*** Stored rows ***

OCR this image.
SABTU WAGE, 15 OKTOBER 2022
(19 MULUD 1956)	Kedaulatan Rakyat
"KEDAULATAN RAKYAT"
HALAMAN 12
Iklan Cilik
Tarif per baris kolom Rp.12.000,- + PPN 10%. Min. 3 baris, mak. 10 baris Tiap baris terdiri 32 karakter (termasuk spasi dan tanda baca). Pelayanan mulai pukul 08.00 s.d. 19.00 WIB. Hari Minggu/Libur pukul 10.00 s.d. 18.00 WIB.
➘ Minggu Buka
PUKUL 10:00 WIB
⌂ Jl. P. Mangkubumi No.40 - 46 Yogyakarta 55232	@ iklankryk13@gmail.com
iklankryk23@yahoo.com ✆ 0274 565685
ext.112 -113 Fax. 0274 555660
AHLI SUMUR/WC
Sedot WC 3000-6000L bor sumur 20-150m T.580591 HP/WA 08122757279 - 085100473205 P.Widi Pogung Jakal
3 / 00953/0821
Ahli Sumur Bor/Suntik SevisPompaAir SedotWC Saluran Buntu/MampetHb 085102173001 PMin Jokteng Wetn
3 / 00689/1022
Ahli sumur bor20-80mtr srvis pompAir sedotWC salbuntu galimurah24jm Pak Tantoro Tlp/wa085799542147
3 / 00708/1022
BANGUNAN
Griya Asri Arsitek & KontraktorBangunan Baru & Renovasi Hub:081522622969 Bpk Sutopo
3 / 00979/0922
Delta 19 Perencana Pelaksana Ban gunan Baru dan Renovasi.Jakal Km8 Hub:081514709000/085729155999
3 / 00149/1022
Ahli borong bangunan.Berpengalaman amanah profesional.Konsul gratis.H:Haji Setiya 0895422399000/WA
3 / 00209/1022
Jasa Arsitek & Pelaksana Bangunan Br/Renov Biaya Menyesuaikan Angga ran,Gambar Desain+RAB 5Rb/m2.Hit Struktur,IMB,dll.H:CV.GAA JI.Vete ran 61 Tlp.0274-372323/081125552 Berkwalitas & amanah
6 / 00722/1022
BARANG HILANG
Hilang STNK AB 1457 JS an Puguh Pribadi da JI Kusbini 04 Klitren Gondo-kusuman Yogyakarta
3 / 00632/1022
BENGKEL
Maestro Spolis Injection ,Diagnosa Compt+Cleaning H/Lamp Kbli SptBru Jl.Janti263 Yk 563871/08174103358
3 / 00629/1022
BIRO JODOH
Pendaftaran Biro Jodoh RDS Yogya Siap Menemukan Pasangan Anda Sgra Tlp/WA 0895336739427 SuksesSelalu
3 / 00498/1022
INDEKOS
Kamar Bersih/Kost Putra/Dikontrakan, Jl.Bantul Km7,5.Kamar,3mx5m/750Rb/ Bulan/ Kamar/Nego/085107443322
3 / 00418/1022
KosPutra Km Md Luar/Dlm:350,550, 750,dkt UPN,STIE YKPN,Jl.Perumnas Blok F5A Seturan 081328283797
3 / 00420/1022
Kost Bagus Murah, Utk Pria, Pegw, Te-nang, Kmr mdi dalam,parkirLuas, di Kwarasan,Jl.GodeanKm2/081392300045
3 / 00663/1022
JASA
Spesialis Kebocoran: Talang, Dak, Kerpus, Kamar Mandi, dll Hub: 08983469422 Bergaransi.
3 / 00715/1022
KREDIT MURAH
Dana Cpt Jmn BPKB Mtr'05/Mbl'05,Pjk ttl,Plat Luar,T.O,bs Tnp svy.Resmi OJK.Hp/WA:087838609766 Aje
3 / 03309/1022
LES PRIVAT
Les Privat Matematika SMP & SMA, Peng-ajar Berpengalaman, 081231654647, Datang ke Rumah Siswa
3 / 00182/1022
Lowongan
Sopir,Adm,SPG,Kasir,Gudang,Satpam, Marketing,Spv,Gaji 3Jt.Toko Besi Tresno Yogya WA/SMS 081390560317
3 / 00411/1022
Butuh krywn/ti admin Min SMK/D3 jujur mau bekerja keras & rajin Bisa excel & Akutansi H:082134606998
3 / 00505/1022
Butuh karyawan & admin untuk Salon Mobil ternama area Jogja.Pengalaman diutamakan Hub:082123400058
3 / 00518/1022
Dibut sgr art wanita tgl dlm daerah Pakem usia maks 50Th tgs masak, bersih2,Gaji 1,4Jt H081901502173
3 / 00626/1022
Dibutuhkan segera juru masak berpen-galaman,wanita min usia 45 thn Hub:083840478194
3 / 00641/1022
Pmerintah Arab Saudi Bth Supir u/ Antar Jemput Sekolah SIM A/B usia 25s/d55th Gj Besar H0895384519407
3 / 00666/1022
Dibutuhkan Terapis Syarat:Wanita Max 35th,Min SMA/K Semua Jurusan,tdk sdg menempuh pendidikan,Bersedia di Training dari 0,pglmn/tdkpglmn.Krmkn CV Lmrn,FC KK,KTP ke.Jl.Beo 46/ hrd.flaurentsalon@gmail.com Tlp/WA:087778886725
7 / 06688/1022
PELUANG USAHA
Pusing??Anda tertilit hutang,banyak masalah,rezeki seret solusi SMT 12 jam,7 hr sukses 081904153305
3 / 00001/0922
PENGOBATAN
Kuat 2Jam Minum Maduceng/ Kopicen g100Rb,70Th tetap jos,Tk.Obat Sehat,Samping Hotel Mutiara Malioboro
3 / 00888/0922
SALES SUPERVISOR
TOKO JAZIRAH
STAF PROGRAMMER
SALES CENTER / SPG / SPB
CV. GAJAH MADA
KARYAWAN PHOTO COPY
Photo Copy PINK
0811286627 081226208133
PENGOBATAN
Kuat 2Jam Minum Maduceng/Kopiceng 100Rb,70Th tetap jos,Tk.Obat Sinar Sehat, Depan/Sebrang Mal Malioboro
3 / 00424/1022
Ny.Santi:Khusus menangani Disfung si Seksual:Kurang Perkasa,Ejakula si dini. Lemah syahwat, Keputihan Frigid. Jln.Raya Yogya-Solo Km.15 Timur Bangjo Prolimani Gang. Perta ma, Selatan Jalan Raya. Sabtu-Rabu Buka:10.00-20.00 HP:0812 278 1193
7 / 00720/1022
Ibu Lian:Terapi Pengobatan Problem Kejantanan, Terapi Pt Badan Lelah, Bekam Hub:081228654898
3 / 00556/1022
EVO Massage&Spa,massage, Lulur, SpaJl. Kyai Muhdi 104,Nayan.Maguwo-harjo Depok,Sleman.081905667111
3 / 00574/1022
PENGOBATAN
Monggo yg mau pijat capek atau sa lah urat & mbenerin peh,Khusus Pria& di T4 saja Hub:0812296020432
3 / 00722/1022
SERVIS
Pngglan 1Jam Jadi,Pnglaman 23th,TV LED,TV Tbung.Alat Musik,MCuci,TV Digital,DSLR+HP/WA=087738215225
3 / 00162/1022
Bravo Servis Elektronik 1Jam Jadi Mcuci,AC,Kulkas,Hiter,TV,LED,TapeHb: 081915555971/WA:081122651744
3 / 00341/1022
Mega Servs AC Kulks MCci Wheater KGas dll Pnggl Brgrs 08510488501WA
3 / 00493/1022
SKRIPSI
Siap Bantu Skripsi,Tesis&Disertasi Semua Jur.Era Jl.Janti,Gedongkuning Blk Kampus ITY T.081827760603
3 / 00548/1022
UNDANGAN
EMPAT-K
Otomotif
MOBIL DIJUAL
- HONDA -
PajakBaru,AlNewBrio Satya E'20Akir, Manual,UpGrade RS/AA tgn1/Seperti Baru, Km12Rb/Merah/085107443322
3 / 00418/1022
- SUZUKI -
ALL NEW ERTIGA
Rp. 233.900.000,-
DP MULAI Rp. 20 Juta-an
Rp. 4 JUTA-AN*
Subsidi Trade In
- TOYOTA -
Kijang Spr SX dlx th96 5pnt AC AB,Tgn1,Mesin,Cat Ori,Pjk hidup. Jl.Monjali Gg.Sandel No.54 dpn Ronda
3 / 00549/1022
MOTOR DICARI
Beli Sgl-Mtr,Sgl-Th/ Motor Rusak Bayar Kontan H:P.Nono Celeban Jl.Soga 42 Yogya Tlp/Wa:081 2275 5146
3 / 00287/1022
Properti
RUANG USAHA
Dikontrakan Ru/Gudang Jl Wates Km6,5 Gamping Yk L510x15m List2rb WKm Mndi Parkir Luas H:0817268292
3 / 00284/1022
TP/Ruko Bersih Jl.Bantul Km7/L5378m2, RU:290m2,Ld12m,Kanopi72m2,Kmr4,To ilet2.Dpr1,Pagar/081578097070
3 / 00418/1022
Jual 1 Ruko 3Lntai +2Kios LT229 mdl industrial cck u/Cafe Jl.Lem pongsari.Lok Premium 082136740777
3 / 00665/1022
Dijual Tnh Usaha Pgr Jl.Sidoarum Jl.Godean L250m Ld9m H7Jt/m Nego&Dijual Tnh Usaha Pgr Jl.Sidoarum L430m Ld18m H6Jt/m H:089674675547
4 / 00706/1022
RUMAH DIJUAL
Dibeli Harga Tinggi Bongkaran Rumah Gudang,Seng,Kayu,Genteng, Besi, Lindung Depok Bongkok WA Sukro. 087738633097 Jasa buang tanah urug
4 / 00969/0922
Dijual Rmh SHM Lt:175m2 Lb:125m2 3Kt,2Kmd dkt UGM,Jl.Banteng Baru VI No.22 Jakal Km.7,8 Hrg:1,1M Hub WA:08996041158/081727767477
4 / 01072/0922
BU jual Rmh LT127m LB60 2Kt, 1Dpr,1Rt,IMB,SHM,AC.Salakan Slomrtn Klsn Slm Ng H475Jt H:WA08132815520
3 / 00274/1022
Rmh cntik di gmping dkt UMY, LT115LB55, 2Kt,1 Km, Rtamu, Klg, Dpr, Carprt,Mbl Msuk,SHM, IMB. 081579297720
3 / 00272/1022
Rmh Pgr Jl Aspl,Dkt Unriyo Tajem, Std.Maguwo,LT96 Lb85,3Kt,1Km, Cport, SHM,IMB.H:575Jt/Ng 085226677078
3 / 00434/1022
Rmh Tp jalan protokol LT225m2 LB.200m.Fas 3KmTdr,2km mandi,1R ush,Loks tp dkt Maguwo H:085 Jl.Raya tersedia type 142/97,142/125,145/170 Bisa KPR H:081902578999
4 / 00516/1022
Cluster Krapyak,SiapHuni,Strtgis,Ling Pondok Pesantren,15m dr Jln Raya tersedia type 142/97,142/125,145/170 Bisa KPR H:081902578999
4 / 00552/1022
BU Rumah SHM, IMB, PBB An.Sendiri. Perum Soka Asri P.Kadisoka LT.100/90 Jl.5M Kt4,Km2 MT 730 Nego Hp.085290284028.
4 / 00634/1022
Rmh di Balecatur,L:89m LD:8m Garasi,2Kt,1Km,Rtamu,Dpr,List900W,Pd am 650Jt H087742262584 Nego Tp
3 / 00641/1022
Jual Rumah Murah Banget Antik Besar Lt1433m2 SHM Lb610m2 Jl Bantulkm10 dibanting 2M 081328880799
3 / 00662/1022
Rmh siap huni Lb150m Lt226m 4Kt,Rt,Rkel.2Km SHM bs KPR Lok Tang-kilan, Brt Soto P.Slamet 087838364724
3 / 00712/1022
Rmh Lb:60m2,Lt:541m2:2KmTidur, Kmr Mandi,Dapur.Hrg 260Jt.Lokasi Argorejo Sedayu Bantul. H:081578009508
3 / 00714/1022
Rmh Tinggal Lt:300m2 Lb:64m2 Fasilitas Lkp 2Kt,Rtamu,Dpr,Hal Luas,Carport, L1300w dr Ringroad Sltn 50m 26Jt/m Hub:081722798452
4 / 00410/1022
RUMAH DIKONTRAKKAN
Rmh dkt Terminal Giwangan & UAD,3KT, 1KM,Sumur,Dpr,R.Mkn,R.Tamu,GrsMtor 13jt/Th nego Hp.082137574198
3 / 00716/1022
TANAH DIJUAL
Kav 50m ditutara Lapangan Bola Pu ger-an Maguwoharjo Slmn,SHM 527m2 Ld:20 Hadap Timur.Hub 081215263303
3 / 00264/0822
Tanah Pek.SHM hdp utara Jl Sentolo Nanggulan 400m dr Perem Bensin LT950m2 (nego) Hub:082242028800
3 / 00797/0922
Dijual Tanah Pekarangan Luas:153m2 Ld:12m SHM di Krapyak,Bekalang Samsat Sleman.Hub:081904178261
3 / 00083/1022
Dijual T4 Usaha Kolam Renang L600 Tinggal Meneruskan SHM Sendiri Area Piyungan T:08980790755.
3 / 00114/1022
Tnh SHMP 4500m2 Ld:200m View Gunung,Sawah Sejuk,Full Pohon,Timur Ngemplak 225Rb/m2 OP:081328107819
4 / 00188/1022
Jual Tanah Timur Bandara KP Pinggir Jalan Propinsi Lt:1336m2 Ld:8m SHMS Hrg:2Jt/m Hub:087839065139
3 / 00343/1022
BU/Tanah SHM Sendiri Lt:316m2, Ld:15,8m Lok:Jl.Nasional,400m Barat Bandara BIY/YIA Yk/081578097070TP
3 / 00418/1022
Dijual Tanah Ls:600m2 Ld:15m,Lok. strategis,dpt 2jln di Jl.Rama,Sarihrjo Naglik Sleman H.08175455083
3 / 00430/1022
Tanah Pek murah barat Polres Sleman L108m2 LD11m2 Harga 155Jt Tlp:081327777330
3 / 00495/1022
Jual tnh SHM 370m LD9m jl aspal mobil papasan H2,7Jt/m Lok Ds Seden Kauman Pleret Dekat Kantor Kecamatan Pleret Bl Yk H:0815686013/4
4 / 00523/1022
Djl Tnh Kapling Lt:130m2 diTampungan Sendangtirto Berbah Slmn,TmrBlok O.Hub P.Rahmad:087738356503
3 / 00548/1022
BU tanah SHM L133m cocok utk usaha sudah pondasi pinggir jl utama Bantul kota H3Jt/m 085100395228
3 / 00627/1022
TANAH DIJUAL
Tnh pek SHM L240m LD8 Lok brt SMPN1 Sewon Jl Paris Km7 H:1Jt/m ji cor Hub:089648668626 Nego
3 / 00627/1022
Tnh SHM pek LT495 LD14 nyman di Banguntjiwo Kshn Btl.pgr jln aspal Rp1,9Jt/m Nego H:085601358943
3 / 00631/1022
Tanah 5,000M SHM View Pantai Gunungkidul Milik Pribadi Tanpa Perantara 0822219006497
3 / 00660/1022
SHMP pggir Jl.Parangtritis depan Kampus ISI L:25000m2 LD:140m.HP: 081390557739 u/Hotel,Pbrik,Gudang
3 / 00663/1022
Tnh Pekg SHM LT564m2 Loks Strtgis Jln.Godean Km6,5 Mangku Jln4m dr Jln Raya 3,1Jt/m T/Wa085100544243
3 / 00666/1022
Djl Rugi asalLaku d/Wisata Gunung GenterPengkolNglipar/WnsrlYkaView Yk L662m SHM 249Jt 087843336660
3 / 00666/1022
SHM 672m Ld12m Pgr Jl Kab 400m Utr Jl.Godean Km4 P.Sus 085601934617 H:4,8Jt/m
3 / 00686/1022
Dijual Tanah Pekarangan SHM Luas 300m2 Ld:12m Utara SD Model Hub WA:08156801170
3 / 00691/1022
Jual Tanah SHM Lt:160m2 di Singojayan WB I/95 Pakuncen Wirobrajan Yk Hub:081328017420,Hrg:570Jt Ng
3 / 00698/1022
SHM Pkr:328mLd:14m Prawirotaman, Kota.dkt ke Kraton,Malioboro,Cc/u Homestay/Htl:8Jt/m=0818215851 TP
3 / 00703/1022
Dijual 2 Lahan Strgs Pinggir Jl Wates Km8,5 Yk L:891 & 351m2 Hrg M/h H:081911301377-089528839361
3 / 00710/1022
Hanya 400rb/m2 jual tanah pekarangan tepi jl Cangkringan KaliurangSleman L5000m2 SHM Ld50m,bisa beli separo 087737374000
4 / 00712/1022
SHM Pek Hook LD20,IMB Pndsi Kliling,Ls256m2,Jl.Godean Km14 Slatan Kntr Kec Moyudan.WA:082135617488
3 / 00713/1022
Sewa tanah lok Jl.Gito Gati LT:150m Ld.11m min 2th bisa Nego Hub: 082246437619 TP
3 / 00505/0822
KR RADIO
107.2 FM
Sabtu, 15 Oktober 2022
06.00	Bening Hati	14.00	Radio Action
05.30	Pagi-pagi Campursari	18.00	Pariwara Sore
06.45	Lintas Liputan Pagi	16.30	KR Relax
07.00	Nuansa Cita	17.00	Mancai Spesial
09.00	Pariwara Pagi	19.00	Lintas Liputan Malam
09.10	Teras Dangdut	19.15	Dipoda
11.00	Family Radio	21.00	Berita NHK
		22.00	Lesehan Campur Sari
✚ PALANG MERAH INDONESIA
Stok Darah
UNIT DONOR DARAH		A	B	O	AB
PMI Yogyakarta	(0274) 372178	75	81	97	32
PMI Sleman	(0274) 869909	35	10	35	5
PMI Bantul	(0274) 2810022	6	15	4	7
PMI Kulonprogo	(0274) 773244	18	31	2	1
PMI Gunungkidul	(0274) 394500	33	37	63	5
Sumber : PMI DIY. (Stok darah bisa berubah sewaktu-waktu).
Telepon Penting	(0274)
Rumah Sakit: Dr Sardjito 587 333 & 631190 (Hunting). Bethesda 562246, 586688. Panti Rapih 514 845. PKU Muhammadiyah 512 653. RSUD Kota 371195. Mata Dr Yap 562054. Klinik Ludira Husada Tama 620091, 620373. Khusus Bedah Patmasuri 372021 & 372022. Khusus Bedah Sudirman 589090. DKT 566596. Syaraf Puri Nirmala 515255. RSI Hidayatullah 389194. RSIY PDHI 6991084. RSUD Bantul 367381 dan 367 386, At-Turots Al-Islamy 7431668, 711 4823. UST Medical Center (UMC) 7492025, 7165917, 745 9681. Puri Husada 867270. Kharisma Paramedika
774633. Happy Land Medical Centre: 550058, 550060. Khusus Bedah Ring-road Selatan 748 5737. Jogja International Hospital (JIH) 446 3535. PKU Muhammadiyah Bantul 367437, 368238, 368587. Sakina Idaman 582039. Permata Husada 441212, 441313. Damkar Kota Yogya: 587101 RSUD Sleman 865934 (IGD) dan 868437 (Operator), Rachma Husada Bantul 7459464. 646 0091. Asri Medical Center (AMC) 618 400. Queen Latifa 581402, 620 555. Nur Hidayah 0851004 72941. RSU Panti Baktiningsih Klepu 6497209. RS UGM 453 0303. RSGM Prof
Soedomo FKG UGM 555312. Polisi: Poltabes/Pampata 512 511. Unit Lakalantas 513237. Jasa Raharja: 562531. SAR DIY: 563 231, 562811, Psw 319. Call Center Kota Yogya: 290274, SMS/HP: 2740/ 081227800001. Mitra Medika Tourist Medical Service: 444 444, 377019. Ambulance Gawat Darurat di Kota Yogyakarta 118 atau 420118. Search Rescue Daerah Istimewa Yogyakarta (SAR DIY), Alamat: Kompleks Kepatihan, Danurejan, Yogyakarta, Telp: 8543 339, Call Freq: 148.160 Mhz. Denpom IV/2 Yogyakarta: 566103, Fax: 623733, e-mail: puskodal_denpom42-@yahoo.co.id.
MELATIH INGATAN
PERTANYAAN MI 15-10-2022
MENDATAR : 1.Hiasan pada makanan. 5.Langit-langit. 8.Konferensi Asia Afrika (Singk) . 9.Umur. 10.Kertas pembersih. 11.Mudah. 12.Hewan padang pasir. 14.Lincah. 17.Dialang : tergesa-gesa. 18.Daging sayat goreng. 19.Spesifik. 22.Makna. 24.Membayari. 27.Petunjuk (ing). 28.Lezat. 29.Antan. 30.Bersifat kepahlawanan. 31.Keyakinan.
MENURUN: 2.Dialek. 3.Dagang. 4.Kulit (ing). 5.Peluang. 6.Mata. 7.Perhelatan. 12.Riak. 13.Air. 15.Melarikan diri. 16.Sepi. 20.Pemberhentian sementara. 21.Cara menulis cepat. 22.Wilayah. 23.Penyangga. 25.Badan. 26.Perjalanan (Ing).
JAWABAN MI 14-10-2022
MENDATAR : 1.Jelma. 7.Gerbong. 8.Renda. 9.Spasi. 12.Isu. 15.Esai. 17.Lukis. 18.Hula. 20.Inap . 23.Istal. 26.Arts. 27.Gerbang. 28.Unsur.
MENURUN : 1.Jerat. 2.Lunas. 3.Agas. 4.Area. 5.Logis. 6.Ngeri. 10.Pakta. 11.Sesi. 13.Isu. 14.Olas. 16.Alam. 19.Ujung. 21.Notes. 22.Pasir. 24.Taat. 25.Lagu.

***

What you need to do: Tell how many lines in the material contain the word "aspal". Only the number is wanted.

Expected output: 2